**Directions for this task:** Output the data below in full, character for character.

-- start --

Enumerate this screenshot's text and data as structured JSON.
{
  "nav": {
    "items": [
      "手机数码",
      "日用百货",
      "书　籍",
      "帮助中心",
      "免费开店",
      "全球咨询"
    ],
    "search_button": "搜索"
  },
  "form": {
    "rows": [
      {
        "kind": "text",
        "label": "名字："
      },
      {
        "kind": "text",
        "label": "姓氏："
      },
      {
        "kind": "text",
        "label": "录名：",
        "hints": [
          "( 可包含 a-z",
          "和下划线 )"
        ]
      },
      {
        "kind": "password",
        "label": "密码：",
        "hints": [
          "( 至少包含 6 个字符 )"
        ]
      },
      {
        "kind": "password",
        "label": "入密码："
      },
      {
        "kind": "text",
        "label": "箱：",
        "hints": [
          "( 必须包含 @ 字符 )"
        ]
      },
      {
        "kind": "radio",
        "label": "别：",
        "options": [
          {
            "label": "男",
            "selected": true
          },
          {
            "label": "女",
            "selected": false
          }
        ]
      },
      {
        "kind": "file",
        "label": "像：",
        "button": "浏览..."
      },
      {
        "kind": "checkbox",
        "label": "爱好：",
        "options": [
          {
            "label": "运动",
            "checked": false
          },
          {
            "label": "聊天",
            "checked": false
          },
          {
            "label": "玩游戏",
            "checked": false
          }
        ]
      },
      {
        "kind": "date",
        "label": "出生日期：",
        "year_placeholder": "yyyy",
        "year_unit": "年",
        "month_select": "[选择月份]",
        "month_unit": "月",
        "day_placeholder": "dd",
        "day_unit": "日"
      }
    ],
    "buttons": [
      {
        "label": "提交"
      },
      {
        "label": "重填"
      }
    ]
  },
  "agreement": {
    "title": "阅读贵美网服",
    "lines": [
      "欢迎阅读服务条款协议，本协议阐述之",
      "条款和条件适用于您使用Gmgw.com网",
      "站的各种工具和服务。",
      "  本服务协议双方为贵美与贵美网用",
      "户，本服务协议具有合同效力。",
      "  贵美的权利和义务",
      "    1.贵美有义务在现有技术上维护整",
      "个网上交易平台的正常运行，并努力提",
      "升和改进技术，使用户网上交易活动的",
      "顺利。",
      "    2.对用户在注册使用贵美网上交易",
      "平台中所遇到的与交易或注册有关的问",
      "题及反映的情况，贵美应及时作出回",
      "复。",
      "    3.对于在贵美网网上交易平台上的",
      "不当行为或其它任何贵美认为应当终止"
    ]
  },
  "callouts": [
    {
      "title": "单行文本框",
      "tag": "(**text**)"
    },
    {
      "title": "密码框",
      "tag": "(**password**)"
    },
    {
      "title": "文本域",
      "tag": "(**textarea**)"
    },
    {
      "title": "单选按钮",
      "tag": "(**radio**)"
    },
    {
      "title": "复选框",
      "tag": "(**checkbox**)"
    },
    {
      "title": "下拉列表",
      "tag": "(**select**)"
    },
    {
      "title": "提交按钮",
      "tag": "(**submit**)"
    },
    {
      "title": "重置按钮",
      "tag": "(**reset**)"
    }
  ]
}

-- end --

**Task output:**
Enumerate this screenshot's text and data as structured JSON.
{
  "nav": {
    "items": [
      "手机数码",
      "日用百货",
      "书　籍",
      "帮助中心",
      "免费开店",
      "全球咨询"
    ],
    "search_button": "搜索"
  },
  "form": {
    "rows": [
      {
        "kind": "text",
        "label": "名字："
      },
      {
        "kind": "text",
        "label": "姓氏："
      },
      {
        "kind": "text",
        "label": "录名：",
        "hints": [
          "( 可包含 a-z",
          "和下划线 )"
        ]
      },
      {
        "kind": "password",
        "label": "密码：",
        "hints": [
          "( 至少包含 6 个字符 )"
        ]
      },
      {
        "kind": "password",
        "label": "入密码："
      },
      {
        "kind": "text",
        "label": "箱：",
        "hints": [
          "( 必须包含 @ 字符 )"
        ]
      },
      {
        "kind": "radio",
        "label": "别：",
        "options": [
          {
            "label": "男",
            "selected": true
          },
          {
            "label": "女",
            "selected": false
          }
        ]
      },
      {
        "kind": "file",
        "label": "像：",
        "button": "浏览..."
      },
      {
        "kind": "checkbox",
        "label": "爱好：",
        "options": [
          {
            "label": "运动",
            "checked": false
          },
          {
            "label": "聊天",
            "checked": false
          },
          {
            "label": "玩游戏",
            "checked": false
          }
        ]
      },
      {
        "kind": "date",
        "label": "出生日期：",
        "year_placeholder": "yyyy",
        "year_unit": "年",
        "month_select": "[选择月份]",
        "month_unit": "月",
        "day_placeholder": "dd",
        "day_unit": "日"
      }
    ],
    "buttons": [
      {
        "label": "提交"
      },
      {
        "label": "重填"
      }
    ]
  },
  "agreement": {
    "title": "阅读贵美网服",
    "lines": [
      "欢迎阅读服务条款协议，本协议阐述之",
      "条款和条件适用于您使用Gmgw.com网",
      "站的各种工具和服务。",
      "  本服务协议双方为贵美与贵美网用",
      "户，本服务协议具有合同效力。",
      "  贵美的权利和义务",
      "    1.贵美有义务在现有技术上维护整",
      "个网上交易平台的正常运行，并努力提",
      "升和改进技术，使用户网上交易活动的",
      "顺利。",
      "    2.对用户在注册使用贵美网上交易",
      "平台中所遇到的与交易或注册有关的问",
      "题及反映的情况，贵美应及时作出回",
      "复。",
      "    3.对于在贵美网网上交易平台上的",
      "不当行为或其它任何贵美认为应当终止"
    ]
  },
  "callouts": [
    {
      "title": "单行文本框",
      "tag": "(**text**)"
    },
    {
      "title": "密码框",
      "tag": "(**password**)"
    },
    {
      "title": "文本域",
      "tag": "(**textarea**)"
    },
    {
      "title": "单选按钮",
      "tag": "(**radio**)"
    },
    {
      "title": "复选框",
      "tag": "(**checkbox**)"
    },
    {
      "title": "下拉列表",
      "tag": "(**select**)"
    },
    {
      "title": "提交按钮",
      "tag": "(**submit**)"
    },
    {
      "title": "重置按钮",
      "tag": "(**reset**)"
    }
  ]
}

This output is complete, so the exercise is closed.